## [Prompt]
Find every line in the records that holds the string "лента". Copy each one.

## [Given data]

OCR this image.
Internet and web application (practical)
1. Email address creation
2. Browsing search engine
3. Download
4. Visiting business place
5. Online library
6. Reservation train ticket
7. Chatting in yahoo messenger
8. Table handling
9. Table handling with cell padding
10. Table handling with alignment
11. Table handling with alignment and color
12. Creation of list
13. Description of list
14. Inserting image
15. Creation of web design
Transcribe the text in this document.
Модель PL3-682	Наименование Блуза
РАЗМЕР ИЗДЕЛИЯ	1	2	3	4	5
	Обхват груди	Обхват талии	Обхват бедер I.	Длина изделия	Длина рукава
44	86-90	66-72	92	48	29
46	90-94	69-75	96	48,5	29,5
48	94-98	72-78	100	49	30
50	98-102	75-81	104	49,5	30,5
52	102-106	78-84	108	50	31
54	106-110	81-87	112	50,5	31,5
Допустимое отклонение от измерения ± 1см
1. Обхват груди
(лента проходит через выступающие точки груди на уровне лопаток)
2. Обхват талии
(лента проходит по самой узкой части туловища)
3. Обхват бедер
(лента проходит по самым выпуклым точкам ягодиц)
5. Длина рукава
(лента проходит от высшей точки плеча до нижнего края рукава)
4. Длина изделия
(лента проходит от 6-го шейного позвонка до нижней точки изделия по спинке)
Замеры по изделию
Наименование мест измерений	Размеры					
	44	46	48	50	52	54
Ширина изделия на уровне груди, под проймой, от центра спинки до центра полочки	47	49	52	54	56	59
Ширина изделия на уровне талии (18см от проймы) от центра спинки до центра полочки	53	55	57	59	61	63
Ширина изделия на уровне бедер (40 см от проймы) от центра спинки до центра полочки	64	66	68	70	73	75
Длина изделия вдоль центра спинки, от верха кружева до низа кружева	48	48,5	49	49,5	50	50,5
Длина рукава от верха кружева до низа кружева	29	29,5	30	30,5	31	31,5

...

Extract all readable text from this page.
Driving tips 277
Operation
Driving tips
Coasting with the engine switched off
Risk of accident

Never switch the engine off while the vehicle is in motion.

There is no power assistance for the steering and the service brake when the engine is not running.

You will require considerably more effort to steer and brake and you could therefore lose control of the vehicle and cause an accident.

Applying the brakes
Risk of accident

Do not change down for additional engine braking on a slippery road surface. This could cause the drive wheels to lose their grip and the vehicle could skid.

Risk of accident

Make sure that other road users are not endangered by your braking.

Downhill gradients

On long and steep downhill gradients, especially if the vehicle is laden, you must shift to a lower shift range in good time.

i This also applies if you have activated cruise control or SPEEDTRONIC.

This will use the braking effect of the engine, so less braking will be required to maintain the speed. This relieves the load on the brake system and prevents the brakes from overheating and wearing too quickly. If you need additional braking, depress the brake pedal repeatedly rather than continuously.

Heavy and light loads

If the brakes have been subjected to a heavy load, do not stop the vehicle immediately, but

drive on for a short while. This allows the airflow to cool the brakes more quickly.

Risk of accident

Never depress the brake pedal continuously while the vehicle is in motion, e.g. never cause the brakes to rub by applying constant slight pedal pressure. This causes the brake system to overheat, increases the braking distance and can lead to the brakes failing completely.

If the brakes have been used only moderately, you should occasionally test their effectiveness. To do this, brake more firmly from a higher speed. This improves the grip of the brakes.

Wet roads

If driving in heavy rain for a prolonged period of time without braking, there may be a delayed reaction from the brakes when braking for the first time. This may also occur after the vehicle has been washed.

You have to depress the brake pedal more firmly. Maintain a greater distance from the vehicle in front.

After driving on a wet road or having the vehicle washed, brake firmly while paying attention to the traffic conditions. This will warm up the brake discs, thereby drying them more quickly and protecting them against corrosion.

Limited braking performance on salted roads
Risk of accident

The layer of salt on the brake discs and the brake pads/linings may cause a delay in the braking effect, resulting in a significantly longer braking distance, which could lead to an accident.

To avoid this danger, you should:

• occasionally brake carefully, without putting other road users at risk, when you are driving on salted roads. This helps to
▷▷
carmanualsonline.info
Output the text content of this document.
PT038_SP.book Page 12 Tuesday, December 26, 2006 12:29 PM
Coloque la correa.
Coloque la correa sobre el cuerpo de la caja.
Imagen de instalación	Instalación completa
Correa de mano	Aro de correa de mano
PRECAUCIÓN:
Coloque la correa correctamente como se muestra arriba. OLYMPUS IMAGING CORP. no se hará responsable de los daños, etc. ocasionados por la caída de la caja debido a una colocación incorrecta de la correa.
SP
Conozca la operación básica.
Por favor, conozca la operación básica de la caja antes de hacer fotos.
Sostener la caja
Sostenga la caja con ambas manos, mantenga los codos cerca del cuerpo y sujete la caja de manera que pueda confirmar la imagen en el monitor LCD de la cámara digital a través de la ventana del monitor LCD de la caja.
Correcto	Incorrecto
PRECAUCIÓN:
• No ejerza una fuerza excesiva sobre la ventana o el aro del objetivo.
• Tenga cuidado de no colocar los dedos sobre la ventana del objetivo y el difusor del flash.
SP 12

## [Written solution]
(лента проходит через выступающие точки груди на уровне лопаток)
(лента проходит по самой узкой части туловища)
(лента проходит по самым выпуклым точкам ягодиц)
(лента проходит от высшей точки плеча до нижнего края рукава)
(лента проходит от 6-го шейного позвонка до нижней точки изделия по спинке)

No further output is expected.